What is being asked => Go through the entries below and collect each line with the string "this" in it.

--- Start of Provided records ---

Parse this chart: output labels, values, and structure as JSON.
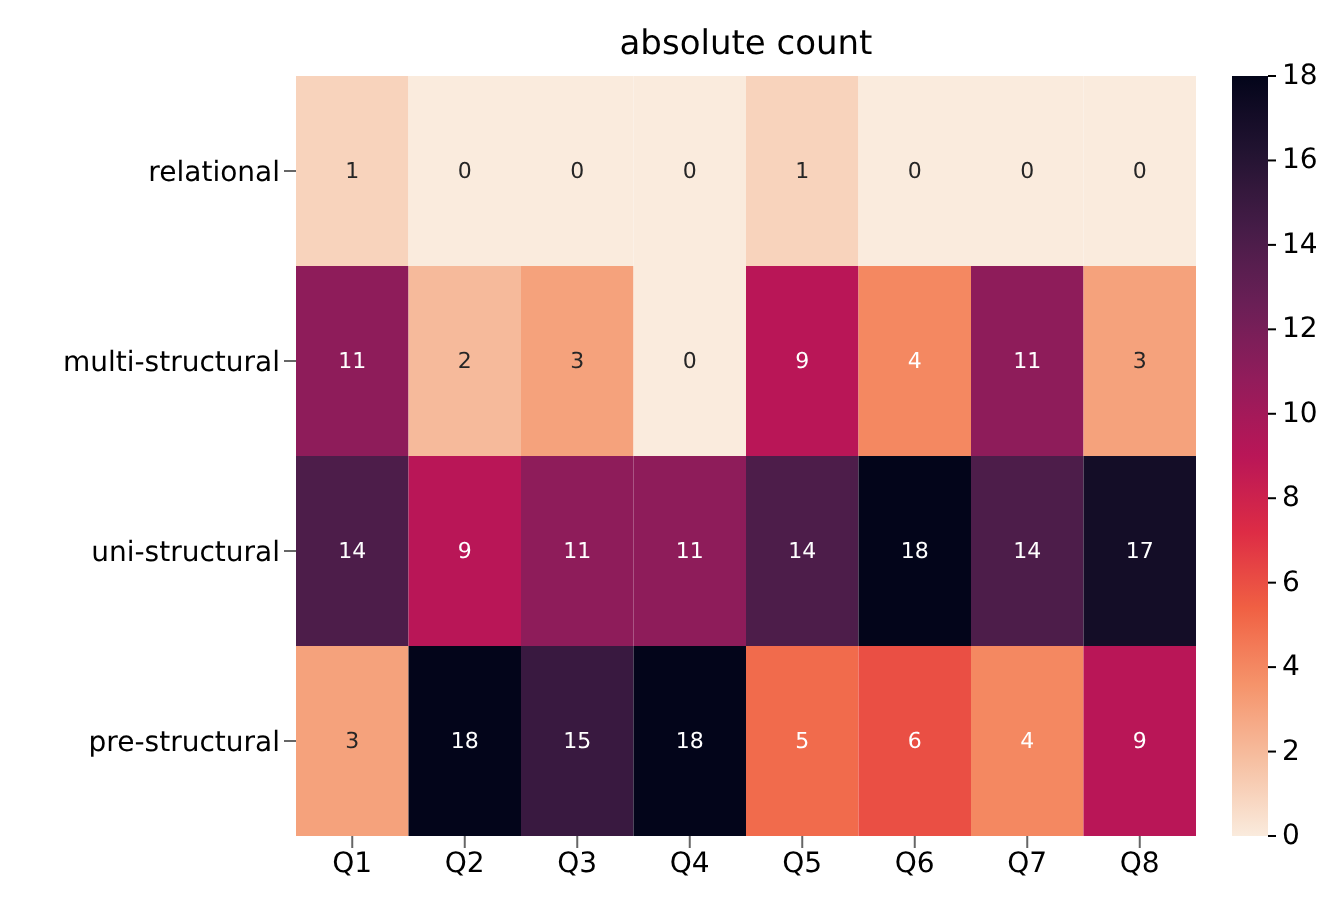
{
  "chart_data": {
    "type": "heatmap",
    "title": "absolute count",
    "categories": [
      "Q1",
      "Q2",
      "Q3",
      "Q4",
      "Q5",
      "Q6",
      "Q7",
      "Q8"
    ],
    "y_categories": [
      "relational",
      "multi-structural",
      "uni-structural",
      "pre-structural"
    ],
    "cells": [
      [
        1,
        0,
        0,
        0,
        1,
        0,
        0,
        0
      ],
      [
        11,
        2,
        3,
        0,
        9,
        4,
        11,
        3
      ],
      [
        14,
        9,
        11,
        11,
        14,
        18,
        14,
        17
      ],
      [
        3,
        18,
        15,
        18,
        5,
        6,
        4,
        9
      ]
    ],
    "data_labels": true,
    "clim": [
      0,
      18
    ],
    "cticks": [
      0,
      2,
      4,
      6,
      8,
      10,
      12,
      14,
      16,
      18
    ]
  }
}
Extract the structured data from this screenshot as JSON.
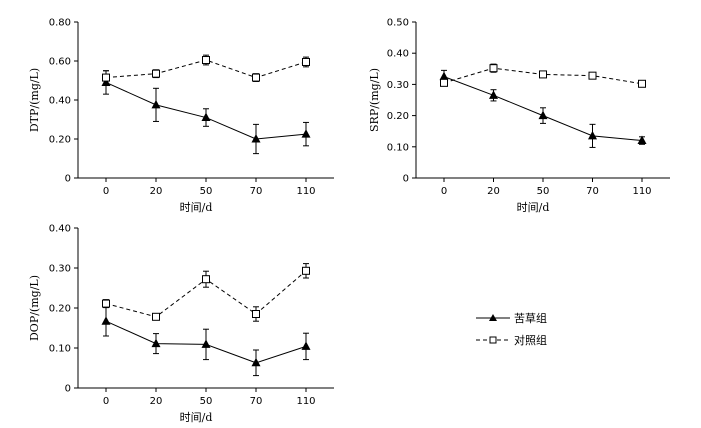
{
  "legend": {
    "treatment_label": "苦草组",
    "control_label": "对照组"
  },
  "chart_data": [
    {
      "type": "line",
      "title": "",
      "xlabel": "时间/d",
      "ylabel": "DTP/(mg/L)",
      "categories": [
        "0",
        "20",
        "50",
        "70",
        "110"
      ],
      "yticks": [
        "0",
        "0.20",
        "0.40",
        "0.60",
        "0.80"
      ],
      "ylim": [
        0,
        0.8
      ],
      "series": [
        {
          "name": "苦草组",
          "marker": "filled-triangle",
          "line": "solid",
          "values": [
            0.49,
            0.375,
            0.31,
            0.2,
            0.225
          ],
          "errors": [
            0.06,
            0.085,
            0.045,
            0.075,
            0.06
          ]
        },
        {
          "name": "对照组",
          "marker": "open-square",
          "line": "dashed",
          "values": [
            0.515,
            0.535,
            0.605,
            0.515,
            0.595
          ],
          "errors": [
            0.035,
            0.02,
            0.025,
            0.02,
            0.025
          ]
        }
      ]
    },
    {
      "type": "line",
      "title": "",
      "xlabel": "时间/d",
      "ylabel": "SRP/(mg/L)",
      "categories": [
        "0",
        "20",
        "50",
        "70",
        "110"
      ],
      "yticks": [
        "0",
        "0.10",
        "0.20",
        "0.30",
        "0.40",
        "0.50"
      ],
      "ylim": [
        0,
        0.5
      ],
      "series": [
        {
          "name": "苦草组",
          "marker": "filled-triangle",
          "line": "solid",
          "values": [
            0.325,
            0.265,
            0.2,
            0.135,
            0.12
          ],
          "errors": [
            0.02,
            0.018,
            0.025,
            0.037,
            0.012
          ]
        },
        {
          "name": "对照组",
          "marker": "open-square",
          "line": "dashed",
          "values": [
            0.305,
            0.352,
            0.332,
            0.328,
            0.302
          ],
          "errors": [
            0.01,
            0.013,
            0.005,
            0.004,
            0.004
          ]
        }
      ]
    },
    {
      "type": "line",
      "title": "",
      "xlabel": "时间/d",
      "ylabel": "DOP/(mg/L)",
      "categories": [
        "0",
        "20",
        "50",
        "70",
        "110"
      ],
      "yticks": [
        "0",
        "0.10",
        "0.20",
        "0.30",
        "0.40"
      ],
      "ylim": [
        0,
        0.4
      ],
      "series": [
        {
          "name": "苦草组",
          "marker": "filled-triangle",
          "line": "solid",
          "values": [
            0.167,
            0.111,
            0.109,
            0.063,
            0.104
          ],
          "errors": [
            0.037,
            0.025,
            0.038,
            0.032,
            0.033
          ]
        },
        {
          "name": "对照组",
          "marker": "open-square",
          "line": "dashed",
          "values": [
            0.211,
            0.178,
            0.272,
            0.185,
            0.293
          ],
          "errors": [
            0.01,
            0.004,
            0.02,
            0.018,
            0.018
          ]
        }
      ]
    }
  ]
}
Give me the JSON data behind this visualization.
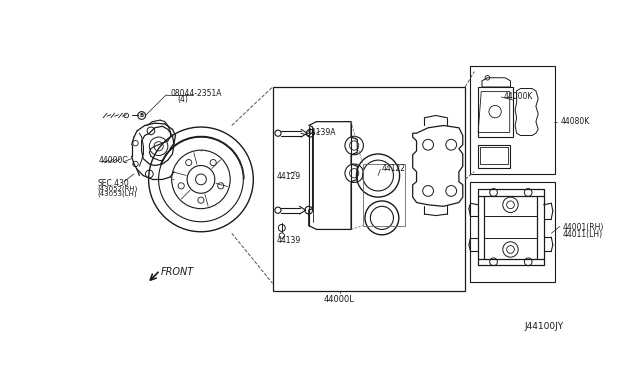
{
  "background_color": "#f5f5f0",
  "diagram_id": "J44100JY",
  "line_color": "#1a1a1a",
  "text_color": "#1a1a1a",
  "font_size": 6.0,
  "font_size_small": 5.5,
  "labels": {
    "bolt": "08044-2351A",
    "bolt2": "(4)",
    "p44000C": "44000C",
    "sec430": "SEC.430",
    "sec430b": "(43052(RH)",
    "sec430c": "(43053(LH)",
    "p44139A": "44139A",
    "p44129": "44129",
    "p44139": "44139",
    "p44122": "44122",
    "p44000L": "44000L",
    "p44000K": "44000K",
    "p44080K": "44080K",
    "p44001RH": "44001(RH)",
    "p44011LH": "44011(LH)",
    "front": "FRONT"
  }
}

--- End of Provided records ---

Problem solution =>
Parse this chart: output labels, values, and structure as JSON.
Extract the structured data from this screenshot as JSON.
Give me the JSON data behind this visualization.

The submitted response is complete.